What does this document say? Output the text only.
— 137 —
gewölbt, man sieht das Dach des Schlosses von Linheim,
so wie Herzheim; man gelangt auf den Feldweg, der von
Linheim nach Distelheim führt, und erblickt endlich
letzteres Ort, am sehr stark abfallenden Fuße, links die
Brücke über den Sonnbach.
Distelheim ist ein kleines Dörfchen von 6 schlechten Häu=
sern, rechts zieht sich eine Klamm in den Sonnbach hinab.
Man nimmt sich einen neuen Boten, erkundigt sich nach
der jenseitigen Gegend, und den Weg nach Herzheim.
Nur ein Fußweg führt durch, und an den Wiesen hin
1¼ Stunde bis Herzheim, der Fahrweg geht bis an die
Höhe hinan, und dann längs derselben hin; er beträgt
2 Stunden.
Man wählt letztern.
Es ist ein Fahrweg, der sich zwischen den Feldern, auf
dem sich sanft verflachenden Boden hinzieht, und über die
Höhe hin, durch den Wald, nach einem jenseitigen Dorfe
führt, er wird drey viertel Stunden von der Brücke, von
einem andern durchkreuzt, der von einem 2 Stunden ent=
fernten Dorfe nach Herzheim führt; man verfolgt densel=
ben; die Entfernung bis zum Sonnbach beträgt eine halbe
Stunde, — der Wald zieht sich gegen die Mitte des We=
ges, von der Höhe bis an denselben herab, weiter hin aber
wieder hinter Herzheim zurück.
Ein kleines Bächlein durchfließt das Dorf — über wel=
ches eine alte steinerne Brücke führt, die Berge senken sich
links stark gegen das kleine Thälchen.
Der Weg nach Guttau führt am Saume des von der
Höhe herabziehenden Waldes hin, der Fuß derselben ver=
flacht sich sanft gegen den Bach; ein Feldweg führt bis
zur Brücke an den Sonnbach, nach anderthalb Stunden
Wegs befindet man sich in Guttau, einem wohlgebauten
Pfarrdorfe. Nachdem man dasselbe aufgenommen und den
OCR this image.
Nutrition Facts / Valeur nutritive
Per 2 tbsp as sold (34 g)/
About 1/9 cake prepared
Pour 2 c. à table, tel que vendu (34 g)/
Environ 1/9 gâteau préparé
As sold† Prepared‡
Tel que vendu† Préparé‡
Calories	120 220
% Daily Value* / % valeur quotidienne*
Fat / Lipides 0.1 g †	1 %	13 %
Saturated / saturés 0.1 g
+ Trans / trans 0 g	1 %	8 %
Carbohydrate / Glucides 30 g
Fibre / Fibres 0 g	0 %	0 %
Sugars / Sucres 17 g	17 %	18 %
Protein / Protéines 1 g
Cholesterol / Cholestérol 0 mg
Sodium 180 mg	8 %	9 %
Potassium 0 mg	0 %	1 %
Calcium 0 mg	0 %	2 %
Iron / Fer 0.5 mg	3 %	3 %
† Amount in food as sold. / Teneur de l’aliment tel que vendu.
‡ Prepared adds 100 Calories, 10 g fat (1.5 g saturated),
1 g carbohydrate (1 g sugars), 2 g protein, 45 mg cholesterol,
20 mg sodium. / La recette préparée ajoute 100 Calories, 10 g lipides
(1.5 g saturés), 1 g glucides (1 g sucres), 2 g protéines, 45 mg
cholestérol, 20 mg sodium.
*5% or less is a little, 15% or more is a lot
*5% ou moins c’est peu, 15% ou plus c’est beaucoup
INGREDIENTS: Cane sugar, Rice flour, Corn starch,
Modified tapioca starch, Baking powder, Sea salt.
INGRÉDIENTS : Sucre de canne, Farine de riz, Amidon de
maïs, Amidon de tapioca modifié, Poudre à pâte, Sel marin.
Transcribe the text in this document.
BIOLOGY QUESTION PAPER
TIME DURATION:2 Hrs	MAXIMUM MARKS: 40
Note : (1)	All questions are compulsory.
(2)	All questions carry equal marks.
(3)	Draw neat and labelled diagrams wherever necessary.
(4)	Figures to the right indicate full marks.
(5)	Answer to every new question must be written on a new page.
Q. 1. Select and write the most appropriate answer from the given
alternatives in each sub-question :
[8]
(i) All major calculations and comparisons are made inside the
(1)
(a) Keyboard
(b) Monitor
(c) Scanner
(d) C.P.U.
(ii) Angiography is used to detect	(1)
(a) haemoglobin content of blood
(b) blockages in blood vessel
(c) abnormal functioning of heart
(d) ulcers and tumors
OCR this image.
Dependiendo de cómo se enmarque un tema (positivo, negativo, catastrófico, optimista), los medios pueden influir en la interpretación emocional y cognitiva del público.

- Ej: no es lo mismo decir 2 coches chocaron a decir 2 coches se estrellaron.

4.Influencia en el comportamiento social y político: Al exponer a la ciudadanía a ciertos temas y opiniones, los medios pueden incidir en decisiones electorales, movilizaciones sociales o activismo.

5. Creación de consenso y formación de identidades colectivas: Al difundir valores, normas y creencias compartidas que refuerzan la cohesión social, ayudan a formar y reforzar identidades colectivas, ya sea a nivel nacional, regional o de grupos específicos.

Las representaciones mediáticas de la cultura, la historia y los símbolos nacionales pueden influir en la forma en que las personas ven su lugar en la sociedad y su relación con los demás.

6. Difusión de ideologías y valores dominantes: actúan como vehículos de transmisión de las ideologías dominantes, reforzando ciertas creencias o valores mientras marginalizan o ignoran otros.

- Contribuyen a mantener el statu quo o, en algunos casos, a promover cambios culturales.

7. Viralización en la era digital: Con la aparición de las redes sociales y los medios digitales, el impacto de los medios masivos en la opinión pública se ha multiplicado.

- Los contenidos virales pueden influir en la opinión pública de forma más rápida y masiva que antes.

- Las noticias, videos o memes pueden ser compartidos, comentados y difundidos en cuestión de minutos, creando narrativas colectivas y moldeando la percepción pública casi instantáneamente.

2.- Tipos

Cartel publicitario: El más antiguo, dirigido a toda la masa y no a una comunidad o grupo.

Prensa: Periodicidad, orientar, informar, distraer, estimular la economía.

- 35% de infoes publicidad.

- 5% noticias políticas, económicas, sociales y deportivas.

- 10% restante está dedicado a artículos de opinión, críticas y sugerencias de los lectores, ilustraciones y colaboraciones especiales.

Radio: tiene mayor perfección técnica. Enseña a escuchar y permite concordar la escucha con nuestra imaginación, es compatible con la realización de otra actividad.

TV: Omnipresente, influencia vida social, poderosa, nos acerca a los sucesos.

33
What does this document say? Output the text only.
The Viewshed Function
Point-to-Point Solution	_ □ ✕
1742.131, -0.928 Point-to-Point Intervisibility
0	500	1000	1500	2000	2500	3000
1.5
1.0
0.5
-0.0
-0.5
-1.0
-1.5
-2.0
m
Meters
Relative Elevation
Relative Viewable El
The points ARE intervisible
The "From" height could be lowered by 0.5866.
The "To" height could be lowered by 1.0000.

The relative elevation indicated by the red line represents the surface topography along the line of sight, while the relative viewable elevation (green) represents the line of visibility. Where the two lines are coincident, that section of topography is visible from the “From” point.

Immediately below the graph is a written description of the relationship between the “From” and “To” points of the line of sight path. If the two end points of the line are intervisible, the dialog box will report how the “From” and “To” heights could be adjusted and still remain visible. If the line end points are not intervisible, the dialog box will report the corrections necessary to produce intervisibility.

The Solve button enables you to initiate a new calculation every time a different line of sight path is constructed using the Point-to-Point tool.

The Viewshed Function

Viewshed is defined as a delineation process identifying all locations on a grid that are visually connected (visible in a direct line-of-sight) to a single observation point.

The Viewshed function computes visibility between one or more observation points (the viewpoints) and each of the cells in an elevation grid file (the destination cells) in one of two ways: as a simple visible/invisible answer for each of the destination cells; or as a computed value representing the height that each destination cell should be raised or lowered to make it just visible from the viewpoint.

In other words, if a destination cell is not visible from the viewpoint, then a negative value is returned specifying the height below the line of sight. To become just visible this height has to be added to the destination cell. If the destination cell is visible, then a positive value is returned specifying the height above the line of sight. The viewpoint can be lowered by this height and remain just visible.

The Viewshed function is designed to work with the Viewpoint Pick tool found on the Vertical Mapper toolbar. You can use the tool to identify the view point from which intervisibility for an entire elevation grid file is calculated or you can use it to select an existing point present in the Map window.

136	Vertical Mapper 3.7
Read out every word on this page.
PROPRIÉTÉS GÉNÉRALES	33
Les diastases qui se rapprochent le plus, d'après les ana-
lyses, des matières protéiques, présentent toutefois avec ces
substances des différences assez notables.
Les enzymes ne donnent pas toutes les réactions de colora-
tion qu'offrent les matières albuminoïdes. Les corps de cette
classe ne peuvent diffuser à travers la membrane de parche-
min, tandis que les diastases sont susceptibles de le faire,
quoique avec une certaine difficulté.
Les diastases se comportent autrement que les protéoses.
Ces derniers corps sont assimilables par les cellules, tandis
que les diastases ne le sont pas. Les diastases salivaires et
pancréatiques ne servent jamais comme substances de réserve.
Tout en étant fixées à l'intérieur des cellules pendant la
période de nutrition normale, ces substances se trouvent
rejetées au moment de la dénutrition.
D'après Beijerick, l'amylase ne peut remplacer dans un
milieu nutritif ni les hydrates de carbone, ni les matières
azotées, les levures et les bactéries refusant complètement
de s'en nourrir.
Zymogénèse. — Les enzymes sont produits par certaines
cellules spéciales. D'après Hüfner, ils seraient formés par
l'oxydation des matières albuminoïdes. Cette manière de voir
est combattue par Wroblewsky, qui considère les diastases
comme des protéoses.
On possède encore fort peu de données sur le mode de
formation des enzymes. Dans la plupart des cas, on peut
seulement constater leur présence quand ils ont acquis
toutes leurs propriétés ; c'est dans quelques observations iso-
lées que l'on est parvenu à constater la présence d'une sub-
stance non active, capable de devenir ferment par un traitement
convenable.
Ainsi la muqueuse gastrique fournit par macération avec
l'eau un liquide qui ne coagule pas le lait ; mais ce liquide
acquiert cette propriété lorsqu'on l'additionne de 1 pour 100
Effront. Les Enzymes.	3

§ §

*Problem:* Scan the material above for lines that contain the string "Höhe", and copy each such line.

*Answer section:*
Höhe hinan, und dann längs derselben hin; er beträgt
Höhe hin, durch den Wald, nach einem jenseitigen Dorfe
ges, von der Höhe bis an denselben herab, weiter hin aber
Höhe herabziehenden Waldes hin, der Fuß derselben ver=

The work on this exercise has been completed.